STATED TASK.
Exactly as written, print each record in the listing.

>> BEGIN GIVEN DATA

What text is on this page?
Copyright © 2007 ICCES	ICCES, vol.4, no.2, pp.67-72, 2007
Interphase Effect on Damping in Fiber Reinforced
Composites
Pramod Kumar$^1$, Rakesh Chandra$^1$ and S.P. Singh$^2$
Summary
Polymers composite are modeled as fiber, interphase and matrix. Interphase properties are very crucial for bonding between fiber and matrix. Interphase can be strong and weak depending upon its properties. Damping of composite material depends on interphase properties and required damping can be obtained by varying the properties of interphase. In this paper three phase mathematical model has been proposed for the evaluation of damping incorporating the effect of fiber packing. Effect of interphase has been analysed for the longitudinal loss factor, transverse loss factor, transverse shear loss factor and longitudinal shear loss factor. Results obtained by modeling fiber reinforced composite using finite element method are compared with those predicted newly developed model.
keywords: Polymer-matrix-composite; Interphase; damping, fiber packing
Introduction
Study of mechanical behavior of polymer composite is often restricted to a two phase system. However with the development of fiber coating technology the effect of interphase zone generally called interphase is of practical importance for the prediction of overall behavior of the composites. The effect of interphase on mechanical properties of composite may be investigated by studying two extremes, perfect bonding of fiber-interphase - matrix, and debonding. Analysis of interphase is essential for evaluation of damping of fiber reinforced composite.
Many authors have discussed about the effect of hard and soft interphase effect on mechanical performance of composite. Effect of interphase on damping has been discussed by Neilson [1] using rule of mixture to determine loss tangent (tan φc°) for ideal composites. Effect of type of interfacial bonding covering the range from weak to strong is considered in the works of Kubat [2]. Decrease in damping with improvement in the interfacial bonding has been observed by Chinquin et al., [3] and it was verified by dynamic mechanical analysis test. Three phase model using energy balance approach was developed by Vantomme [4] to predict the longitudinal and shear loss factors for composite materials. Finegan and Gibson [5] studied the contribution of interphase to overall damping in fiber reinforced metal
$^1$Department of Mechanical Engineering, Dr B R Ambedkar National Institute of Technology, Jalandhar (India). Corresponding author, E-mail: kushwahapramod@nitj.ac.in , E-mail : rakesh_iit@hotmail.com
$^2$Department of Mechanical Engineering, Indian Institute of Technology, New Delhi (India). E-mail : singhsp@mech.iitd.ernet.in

>> END GIVEN DATA

EXPECTED OUTPUT.
What text is on this page?
Copyright © 2007 ICCES	ICCES, vol.4, no.2, pp.67-72, 2007
Interphase Effect on Damping in Fiber Reinforced
Composites
Pramod Kumar$^1$, Rakesh Chandra$^1$ and S.P. Singh$^2$
Summary
Polymers composite are modeled as fiber, interphase and matrix. Interphase properties are very crucial for bonding between fiber and matrix. Interphase can be strong and weak depending upon its properties. Damping of composite material depends on interphase properties and required damping can be obtained by varying the properties of interphase. In this paper three phase mathematical model has been proposed for the evaluation of damping incorporating the effect of fiber packing. Effect of interphase has been analysed for the longitudinal loss factor, transverse loss factor, transverse shear loss factor and longitudinal shear loss factor. Results obtained by modeling fiber reinforced composite using finite element method are compared with those predicted newly developed model.
keywords: Polymer-matrix-composite; Interphase; damping, fiber packing
Introduction
Study of mechanical behavior of polymer composite is often restricted to a two phase system. However with the development of fiber coating technology the effect of interphase zone generally called interphase is of practical importance for the prediction of overall behavior of the composites. The effect of interphase on mechanical properties of composite may be investigated by studying two extremes, perfect bonding of fiber-interphase - matrix, and debonding. Analysis of interphase is essential for evaluation of damping of fiber reinforced composite.
Many authors have discussed about the effect of hard and soft interphase effect on mechanical performance of composite. Effect of interphase on damping has been discussed by Neilson [1] using rule of mixture to determine loss tangent (tan φc°) for ideal composites. Effect of type of interfacial bonding covering the range from weak to strong is considered in the works of Kubat [2]. Decrease in damping with improvement in the interfacial bonding has been observed by Chinquin et al., [3] and it was verified by dynamic mechanical analysis test. Three phase model using energy balance approach was developed by Vantomme [4] to predict the longitudinal and shear loss factors for composite materials. Finegan and Gibson [5] studied the contribution of interphase to overall damping in fiber reinforced metal
$^1$Department of Mechanical Engineering, Dr B R Ambedkar National Institute of Technology, Jalandhar (India). Corresponding author, E-mail: kushwahapramod@nitj.ac.in , E-mail : rakesh_iit@hotmail.com
$^2$Department of Mechanical Engineering, Indian Institute of Technology, New Delhi (India). E-mail : singhsp@mech.iitd.ernet.in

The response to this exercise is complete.